[DATA SHOWN]
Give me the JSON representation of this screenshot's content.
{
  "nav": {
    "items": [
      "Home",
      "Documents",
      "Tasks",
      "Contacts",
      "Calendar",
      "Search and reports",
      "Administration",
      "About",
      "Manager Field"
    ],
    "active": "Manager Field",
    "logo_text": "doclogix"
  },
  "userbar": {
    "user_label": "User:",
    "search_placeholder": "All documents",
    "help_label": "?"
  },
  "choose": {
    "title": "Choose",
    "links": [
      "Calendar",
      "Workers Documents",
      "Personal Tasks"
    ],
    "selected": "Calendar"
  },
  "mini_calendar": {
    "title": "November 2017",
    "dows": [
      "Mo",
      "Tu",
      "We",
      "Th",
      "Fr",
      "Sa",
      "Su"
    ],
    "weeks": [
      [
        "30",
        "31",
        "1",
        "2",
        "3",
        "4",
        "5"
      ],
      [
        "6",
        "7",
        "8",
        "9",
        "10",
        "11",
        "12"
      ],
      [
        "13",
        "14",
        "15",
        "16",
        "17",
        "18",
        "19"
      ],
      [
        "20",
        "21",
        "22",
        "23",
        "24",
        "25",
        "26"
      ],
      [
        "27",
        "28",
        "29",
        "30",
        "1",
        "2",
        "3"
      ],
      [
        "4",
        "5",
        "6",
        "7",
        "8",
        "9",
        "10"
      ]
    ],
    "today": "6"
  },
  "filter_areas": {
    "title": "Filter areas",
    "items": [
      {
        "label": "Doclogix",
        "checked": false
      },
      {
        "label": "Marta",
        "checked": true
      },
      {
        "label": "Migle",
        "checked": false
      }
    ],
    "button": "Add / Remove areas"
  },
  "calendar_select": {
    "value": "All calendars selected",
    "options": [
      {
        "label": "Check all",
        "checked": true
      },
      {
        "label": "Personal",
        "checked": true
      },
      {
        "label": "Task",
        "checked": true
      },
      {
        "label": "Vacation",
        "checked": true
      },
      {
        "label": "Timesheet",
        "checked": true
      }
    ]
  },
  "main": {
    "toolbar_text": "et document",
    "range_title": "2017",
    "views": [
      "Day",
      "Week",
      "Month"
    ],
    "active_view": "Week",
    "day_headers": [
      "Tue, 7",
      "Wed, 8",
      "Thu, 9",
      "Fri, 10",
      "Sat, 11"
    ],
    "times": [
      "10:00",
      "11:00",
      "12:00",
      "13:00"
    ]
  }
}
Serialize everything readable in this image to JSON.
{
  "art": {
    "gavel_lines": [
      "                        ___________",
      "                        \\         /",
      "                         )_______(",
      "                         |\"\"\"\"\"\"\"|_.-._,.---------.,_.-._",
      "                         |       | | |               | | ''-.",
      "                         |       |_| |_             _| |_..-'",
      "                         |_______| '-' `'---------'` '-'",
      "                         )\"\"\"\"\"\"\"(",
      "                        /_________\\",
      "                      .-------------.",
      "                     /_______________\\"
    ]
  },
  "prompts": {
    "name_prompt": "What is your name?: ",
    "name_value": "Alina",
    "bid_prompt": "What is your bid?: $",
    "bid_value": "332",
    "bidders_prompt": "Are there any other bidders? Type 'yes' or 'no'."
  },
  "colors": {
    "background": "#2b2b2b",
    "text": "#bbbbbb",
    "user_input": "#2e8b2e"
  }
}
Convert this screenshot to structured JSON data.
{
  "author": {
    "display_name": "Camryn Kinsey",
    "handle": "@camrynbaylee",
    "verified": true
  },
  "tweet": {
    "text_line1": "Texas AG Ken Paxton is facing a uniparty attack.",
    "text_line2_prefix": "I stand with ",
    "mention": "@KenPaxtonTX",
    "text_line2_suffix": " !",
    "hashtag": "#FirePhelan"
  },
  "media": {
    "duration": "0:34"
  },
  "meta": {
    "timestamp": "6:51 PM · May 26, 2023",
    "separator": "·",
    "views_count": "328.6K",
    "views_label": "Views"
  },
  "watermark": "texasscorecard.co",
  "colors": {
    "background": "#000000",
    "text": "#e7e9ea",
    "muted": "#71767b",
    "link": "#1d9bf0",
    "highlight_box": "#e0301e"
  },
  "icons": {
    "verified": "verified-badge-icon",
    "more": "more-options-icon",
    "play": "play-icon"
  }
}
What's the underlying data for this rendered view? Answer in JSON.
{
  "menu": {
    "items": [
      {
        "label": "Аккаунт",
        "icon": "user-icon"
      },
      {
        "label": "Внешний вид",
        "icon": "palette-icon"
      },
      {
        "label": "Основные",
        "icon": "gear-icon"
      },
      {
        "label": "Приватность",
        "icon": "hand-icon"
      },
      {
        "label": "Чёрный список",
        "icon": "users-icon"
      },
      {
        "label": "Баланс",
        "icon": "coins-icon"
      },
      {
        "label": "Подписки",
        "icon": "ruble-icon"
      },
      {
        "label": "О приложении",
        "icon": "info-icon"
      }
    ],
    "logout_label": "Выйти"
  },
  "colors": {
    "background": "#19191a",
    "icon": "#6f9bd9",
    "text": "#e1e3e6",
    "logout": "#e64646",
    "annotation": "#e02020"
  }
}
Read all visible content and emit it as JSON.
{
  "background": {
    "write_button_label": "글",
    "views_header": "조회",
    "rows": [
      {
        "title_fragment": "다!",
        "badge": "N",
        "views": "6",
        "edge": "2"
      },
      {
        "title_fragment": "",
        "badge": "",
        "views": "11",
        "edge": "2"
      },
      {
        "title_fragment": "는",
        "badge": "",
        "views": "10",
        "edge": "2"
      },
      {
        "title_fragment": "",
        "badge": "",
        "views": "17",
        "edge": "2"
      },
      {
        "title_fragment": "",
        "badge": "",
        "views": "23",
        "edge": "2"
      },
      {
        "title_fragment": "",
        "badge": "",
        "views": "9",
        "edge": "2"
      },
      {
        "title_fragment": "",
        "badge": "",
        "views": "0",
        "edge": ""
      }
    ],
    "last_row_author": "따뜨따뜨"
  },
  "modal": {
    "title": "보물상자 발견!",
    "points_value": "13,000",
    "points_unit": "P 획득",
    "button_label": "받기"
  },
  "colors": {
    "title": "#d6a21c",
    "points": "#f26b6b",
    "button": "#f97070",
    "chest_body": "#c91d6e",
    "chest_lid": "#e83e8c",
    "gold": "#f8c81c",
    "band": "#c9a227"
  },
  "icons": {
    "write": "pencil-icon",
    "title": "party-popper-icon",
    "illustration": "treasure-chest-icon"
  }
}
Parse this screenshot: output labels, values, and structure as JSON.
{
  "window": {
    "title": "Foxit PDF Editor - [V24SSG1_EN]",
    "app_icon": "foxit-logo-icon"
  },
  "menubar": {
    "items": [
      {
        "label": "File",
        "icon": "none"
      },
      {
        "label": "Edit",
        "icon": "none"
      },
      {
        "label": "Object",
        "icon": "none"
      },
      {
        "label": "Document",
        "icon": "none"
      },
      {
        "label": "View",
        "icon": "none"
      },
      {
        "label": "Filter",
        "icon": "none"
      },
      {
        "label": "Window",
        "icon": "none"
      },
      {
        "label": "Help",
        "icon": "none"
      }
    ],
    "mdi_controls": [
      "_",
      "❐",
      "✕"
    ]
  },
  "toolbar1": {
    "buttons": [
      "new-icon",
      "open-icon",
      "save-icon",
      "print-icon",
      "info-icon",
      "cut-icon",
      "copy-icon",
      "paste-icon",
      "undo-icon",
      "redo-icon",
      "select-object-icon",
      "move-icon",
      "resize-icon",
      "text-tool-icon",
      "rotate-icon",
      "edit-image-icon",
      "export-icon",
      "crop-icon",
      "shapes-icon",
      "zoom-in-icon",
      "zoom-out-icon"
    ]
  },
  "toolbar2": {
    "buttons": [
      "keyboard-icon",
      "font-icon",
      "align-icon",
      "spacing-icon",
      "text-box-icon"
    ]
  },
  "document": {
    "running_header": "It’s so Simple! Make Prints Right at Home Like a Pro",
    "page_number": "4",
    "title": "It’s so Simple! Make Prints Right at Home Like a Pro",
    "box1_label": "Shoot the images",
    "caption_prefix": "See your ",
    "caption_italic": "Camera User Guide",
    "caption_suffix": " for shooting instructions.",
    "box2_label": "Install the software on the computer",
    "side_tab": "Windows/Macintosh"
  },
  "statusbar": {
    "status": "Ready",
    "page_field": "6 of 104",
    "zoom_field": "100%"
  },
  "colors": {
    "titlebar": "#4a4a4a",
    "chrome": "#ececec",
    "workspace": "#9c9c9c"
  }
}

[WORK TO COMPLETE] All lines above containing the string "content" are to be collected.

[SOLUTION FOR THIS PROBLEM]
Give me the JSON representation of this screenshot's content.
Read all visible content and emit it as JSON.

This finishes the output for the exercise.